→ **Given exercise**:
Copy out every line of the records where the string "réserves" occurs.

*** Task input

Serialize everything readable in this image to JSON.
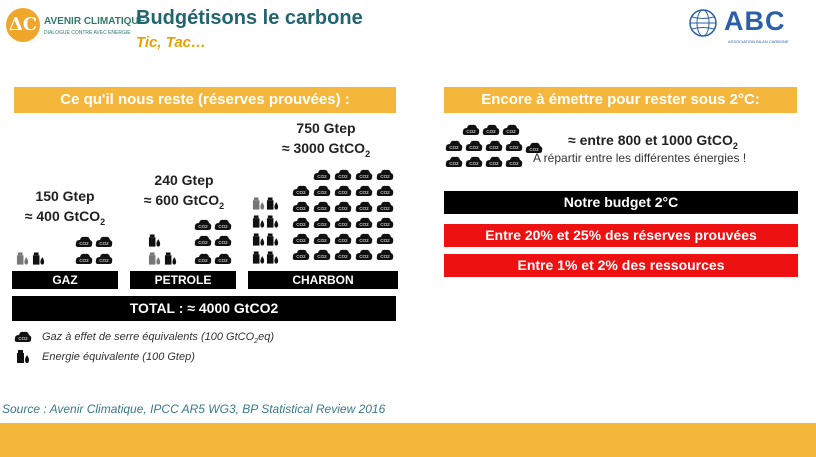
{
  "header": {
    "logo_left_name": "AVENIR CLIMATIQUE",
    "logo_left_tagline": "DIALOGUE CONTRE AVEC ENERGIE",
    "logo_left_mark": "ΔC",
    "title": "Budgétisons le carbone",
    "subtitle": "Tic, Tac…",
    "logo_right_name": "ABC",
    "logo_right_tagline": "ASSOCIATION BILAN CARBONE"
  },
  "left": {
    "banner": "Ce qu'il nous reste (réserves prouvées) :",
    "groups": [
      {
        "energy": "150 Gtep",
        "co2": "≈ 400 GtCO",
        "co2_sub": "2",
        "category": "GAZ"
      },
      {
        "energy": "240 Gtep",
        "co2": "≈ 600 GtCO",
        "co2_sub": "2",
        "category": "PETROLE"
      },
      {
        "energy": "750 Gtep",
        "co2": "≈ 3000 GtCO",
        "co2_sub": "2",
        "category": "CHARBON"
      }
    ],
    "total": "TOTAL : ≈ 4000 GtCO2",
    "legend": [
      {
        "text": "Gaz à effet de serre équivalents (100 GtCO",
        "sub": "2",
        "tail": "eq)"
      },
      {
        "text": "Energie équivalente (100 Gtep)"
      }
    ],
    "source": "Source : Avenir Climatique, IPCC AR5 WG3, BP Statistical Review 2016"
  },
  "right": {
    "banner": "Encore à émettre pour rester sous 2°C:",
    "main": "≈ entre 800 et 1000 GtCO",
    "main_sub": "2",
    "note": "A répartir entre les différentes énergies !",
    "budget": "Notre budget 2°C",
    "bar1": "Entre 20% et 25% des réserves prouvées",
    "bar2": "Entre 1% et 2% des ressources"
  },
  "icons": {
    "co2_label": "CO2"
  },
  "colors": {
    "accent_orange": "#f5b63c",
    "title_teal": "#226470",
    "subtitle_yellow": "#e8a200",
    "alert_red": "#ee1111",
    "abc_blue": "#2c5fa8"
  }
}
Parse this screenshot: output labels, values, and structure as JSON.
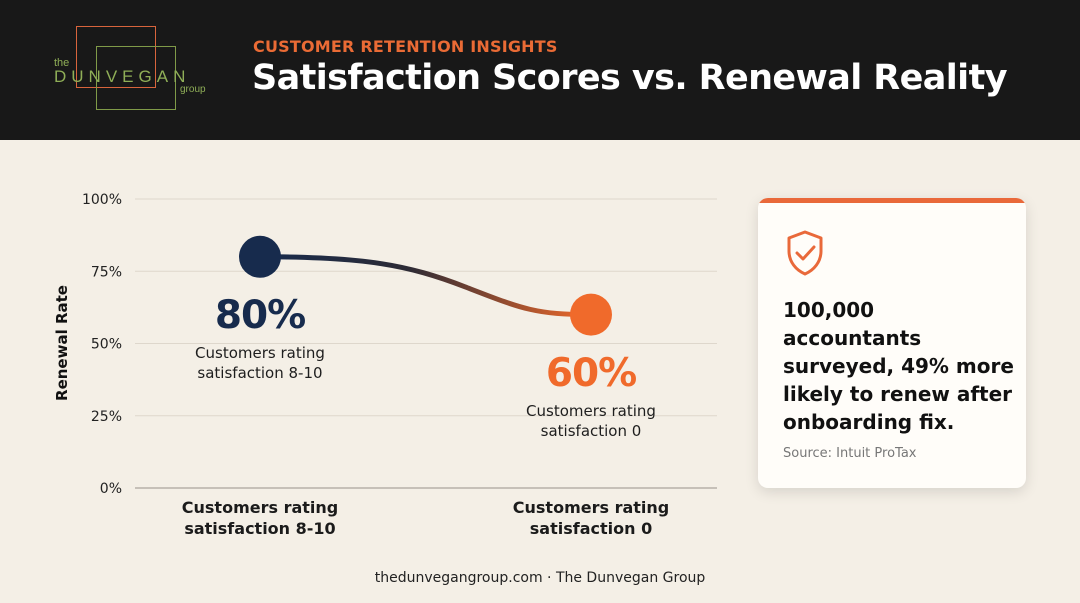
{
  "header": {
    "kicker": "CUSTOMER RETENTION INSIGHTS",
    "title": "Satisfaction Scores vs. Renewal Reality",
    "logo": {
      "the": "the",
      "name": "DUNVEGAN",
      "group": "group"
    }
  },
  "chart_data": {
    "type": "line",
    "title": "",
    "xlabel": "",
    "ylabel": "Renewal Rate",
    "categories": [
      "Customers rating satisfaction 8-10",
      "Customers rating satisfaction 0"
    ],
    "category_lines": [
      [
        "Customers rating",
        "satisfaction 8-10"
      ],
      [
        "Customers rating",
        "satisfaction 0"
      ]
    ],
    "values": [
      80,
      60
    ],
    "data_labels": [
      "80%",
      "60%"
    ],
    "point_label_lines": [
      [
        "Customers rating",
        "satisfaction 8-10"
      ],
      [
        "Customers rating",
        "satisfaction 0"
      ]
    ],
    "yticks": [
      "0%",
      "25%",
      "50%",
      "75%",
      "100%"
    ],
    "ylim": [
      0,
      100
    ],
    "grid": true,
    "colors": [
      "#172b4d",
      "#f06a2b"
    ]
  },
  "card": {
    "icon": "shield-check-icon",
    "text": "100,000 accountants surveyed, 49% more likely to renew after onboarding fix.",
    "source": "Source: Intuit ProTax",
    "accent": "#e9693a"
  },
  "footer": {
    "text": "thedunvegangroup.com · The Dunvegan Group"
  }
}
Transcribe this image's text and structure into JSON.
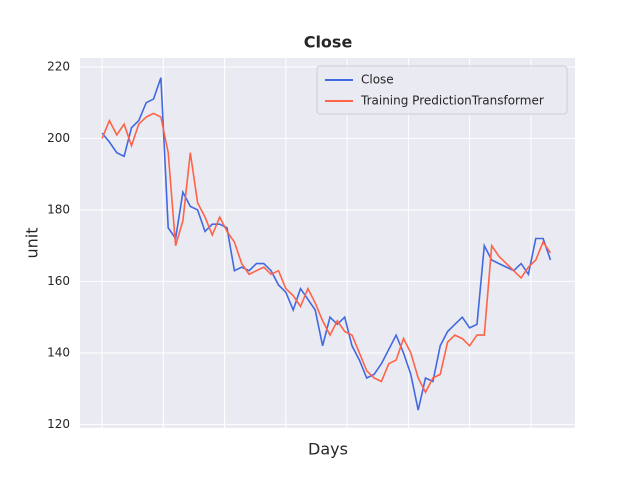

******

→ **Complete response**:
    "banner": "Ce qu'il nous reste (réserves prouvées) :",
    "bar1": "Entre 20% et 25% des réserves prouvées",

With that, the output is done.